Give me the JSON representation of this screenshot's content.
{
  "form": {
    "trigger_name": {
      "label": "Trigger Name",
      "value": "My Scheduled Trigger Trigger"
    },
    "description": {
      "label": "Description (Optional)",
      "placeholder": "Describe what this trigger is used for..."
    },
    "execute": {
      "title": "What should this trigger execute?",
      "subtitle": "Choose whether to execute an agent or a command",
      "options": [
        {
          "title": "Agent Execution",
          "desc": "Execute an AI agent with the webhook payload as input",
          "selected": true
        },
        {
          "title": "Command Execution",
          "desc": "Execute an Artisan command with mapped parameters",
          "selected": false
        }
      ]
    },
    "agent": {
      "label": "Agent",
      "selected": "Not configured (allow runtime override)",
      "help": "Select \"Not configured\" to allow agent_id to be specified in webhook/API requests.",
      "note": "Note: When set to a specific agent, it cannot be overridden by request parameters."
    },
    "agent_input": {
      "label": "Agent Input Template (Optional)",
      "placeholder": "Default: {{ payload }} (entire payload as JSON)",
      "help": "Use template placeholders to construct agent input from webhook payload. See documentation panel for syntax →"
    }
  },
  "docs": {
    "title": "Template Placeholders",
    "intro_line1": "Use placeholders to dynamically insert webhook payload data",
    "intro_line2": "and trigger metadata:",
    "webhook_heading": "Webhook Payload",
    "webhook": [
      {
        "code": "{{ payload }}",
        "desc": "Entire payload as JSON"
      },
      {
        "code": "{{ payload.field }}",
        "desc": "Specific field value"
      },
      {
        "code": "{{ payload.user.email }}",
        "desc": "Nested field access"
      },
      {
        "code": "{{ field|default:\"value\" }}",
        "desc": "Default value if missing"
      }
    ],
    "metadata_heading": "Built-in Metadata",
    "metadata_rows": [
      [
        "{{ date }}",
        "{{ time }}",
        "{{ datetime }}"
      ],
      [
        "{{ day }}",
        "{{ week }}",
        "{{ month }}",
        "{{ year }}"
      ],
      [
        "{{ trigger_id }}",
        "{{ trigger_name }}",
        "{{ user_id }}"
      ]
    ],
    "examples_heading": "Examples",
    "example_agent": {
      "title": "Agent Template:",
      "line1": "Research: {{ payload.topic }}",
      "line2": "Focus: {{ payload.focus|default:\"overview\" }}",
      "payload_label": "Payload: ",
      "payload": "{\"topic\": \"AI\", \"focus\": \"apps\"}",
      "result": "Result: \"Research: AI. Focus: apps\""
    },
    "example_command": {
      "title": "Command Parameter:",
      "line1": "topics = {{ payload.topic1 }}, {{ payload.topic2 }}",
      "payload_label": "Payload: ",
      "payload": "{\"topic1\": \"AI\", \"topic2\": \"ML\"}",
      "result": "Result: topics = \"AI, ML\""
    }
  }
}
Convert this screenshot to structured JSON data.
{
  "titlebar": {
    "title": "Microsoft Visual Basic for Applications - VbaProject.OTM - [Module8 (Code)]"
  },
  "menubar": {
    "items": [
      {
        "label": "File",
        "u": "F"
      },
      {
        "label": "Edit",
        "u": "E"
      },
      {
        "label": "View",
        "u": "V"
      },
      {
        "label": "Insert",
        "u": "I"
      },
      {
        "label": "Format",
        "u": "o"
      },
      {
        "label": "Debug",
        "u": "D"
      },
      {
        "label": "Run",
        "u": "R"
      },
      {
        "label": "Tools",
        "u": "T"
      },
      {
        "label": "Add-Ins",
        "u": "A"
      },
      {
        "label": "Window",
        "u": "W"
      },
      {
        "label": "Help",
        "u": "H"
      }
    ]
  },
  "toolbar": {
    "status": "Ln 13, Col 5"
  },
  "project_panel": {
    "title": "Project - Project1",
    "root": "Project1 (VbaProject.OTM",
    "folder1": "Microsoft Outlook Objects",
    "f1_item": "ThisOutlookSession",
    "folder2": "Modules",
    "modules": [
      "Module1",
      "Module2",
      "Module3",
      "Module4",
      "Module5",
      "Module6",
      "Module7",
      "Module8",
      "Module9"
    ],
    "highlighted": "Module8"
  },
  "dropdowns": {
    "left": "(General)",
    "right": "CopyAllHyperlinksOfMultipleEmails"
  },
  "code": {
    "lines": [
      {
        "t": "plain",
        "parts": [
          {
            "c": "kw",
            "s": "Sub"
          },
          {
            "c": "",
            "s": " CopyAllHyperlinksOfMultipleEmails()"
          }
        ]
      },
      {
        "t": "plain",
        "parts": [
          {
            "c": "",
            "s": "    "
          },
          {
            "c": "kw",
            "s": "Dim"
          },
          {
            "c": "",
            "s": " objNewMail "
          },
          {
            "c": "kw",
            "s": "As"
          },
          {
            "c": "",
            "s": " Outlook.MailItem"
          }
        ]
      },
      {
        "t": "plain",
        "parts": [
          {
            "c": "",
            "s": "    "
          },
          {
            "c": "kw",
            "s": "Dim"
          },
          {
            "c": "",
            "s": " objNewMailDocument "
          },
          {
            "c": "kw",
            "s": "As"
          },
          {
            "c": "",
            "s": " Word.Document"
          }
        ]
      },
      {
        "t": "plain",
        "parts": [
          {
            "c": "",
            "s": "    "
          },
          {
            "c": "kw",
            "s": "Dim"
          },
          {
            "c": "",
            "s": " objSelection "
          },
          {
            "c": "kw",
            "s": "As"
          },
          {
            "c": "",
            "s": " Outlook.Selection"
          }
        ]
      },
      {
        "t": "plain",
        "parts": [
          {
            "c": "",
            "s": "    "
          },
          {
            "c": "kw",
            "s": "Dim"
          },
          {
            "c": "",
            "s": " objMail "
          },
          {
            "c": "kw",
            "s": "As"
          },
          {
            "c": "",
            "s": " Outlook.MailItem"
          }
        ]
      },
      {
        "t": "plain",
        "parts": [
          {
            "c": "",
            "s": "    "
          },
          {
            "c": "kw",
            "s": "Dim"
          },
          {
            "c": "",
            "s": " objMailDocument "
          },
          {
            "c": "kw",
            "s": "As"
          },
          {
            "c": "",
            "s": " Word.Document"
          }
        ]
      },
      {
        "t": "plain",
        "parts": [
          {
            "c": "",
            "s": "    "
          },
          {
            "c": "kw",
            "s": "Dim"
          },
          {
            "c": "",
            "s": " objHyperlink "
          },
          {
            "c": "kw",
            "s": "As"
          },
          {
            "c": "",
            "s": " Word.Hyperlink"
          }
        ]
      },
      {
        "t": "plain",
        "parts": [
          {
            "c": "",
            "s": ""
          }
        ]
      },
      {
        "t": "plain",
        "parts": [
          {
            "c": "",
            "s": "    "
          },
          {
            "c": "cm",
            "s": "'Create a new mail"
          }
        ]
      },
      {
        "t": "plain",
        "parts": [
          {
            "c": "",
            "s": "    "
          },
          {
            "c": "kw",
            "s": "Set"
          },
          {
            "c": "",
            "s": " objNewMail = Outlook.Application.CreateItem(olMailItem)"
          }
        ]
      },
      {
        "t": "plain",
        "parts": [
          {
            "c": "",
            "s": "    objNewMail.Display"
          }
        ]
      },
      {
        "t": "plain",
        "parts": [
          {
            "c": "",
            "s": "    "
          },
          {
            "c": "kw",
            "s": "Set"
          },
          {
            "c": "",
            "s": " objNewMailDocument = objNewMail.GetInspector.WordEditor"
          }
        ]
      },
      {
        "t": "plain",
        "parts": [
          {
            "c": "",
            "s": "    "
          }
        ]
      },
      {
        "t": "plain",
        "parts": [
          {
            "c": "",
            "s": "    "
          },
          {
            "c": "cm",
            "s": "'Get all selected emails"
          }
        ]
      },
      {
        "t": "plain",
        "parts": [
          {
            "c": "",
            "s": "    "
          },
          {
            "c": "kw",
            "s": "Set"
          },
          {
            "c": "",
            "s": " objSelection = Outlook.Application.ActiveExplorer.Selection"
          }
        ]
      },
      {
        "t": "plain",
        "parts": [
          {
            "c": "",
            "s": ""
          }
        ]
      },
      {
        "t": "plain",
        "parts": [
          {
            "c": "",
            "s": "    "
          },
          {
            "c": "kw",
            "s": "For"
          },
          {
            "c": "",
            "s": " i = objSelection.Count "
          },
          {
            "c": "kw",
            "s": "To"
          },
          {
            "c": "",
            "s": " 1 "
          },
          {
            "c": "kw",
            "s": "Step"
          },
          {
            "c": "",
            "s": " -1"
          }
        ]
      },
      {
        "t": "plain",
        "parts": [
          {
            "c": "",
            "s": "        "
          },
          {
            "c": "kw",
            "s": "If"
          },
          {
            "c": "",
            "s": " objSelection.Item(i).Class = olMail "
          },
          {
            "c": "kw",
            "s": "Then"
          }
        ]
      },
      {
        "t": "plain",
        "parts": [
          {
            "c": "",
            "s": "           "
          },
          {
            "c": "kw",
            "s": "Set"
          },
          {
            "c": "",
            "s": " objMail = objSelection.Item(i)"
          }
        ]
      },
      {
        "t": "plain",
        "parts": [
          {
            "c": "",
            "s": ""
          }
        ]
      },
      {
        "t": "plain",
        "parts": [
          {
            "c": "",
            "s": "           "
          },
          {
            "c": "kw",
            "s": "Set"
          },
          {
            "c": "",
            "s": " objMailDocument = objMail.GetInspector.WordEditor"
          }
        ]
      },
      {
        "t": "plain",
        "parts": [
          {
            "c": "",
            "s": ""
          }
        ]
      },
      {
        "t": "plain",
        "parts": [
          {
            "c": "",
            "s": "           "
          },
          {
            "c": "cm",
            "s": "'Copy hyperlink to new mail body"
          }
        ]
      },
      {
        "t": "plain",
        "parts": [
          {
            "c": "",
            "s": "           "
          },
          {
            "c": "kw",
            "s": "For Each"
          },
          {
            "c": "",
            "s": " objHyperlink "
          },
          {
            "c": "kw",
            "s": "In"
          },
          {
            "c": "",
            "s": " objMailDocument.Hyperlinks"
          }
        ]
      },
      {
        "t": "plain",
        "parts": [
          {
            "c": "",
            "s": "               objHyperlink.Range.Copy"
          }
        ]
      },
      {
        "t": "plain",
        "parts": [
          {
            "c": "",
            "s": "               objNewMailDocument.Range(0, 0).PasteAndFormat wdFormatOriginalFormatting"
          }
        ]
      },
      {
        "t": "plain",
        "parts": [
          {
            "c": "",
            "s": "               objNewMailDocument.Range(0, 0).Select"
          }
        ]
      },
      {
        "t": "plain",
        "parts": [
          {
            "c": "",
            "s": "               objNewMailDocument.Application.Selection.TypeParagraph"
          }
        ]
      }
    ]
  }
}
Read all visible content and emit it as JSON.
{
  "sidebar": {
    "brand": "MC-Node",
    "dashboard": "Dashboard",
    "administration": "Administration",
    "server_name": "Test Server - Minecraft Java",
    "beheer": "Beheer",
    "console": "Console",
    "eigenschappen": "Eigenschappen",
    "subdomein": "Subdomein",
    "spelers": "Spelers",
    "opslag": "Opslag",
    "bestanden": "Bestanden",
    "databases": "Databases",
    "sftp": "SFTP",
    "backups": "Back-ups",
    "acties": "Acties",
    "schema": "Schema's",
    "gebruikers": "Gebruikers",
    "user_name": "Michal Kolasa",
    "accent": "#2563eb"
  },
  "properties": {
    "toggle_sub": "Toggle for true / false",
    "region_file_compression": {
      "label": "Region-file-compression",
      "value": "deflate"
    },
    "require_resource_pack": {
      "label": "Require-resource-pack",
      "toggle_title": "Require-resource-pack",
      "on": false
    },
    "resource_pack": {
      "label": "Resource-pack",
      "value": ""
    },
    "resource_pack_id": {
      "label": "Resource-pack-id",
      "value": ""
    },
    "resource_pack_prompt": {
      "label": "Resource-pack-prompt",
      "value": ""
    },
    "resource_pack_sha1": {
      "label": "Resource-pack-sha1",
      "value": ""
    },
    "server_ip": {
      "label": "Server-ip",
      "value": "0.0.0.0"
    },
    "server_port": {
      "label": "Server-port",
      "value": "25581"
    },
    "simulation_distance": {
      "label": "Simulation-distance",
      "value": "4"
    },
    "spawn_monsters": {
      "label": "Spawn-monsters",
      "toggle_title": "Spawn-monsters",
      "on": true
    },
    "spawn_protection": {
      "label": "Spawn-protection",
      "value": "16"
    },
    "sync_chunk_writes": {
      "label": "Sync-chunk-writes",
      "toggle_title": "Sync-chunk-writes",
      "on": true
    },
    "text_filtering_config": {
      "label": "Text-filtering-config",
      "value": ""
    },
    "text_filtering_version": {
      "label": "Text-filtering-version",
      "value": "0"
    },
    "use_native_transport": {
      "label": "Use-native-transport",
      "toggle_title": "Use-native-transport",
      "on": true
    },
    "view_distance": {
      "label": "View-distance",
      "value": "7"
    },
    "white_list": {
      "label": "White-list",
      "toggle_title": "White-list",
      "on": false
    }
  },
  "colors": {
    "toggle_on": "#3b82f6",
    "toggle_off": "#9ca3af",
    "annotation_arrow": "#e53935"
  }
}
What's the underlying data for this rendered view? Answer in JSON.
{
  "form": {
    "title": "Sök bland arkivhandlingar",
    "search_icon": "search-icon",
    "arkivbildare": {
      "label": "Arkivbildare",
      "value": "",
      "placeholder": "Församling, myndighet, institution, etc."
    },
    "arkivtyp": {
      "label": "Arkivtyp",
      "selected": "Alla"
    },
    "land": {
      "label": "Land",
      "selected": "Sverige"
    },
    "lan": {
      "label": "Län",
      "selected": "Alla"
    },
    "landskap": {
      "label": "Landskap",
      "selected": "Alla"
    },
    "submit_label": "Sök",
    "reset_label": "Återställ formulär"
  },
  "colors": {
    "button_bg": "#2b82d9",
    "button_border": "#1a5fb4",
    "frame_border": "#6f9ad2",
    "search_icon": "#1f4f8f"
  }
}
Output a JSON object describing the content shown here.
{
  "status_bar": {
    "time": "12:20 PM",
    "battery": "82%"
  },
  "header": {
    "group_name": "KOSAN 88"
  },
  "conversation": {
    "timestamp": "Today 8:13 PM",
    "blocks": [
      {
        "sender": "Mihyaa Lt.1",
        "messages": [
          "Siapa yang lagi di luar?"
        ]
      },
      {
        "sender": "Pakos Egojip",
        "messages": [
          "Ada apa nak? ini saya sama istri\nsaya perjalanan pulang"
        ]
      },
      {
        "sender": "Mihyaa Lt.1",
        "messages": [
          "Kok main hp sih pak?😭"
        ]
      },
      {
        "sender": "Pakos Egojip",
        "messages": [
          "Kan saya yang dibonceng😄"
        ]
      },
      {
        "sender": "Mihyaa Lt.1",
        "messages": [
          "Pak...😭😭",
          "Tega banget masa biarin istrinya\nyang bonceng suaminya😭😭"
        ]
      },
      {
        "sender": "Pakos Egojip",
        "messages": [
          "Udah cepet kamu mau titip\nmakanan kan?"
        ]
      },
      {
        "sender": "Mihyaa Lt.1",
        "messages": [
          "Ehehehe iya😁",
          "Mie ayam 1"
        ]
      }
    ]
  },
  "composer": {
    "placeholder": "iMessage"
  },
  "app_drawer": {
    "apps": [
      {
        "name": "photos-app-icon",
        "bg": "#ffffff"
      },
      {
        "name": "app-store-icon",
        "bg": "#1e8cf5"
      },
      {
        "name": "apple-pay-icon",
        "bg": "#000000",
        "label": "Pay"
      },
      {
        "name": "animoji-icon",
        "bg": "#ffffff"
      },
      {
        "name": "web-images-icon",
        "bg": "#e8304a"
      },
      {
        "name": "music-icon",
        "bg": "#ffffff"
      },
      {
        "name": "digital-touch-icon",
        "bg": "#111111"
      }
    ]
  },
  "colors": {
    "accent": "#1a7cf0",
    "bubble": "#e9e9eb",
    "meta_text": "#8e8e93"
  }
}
☆ ☆ ☆ ☆
-- Given task --
Where does the word "selected" appear? Return each line that holds it.

-- Task response --
          "selected": true
          "selected": false
      "selected": "Not configured (allow runtime override)",
            "s": "'Get all selected emails"
      "selected": "Alla"
      "selected": "Sverige"
      "selected": "Alla"
      "selected": "Alla"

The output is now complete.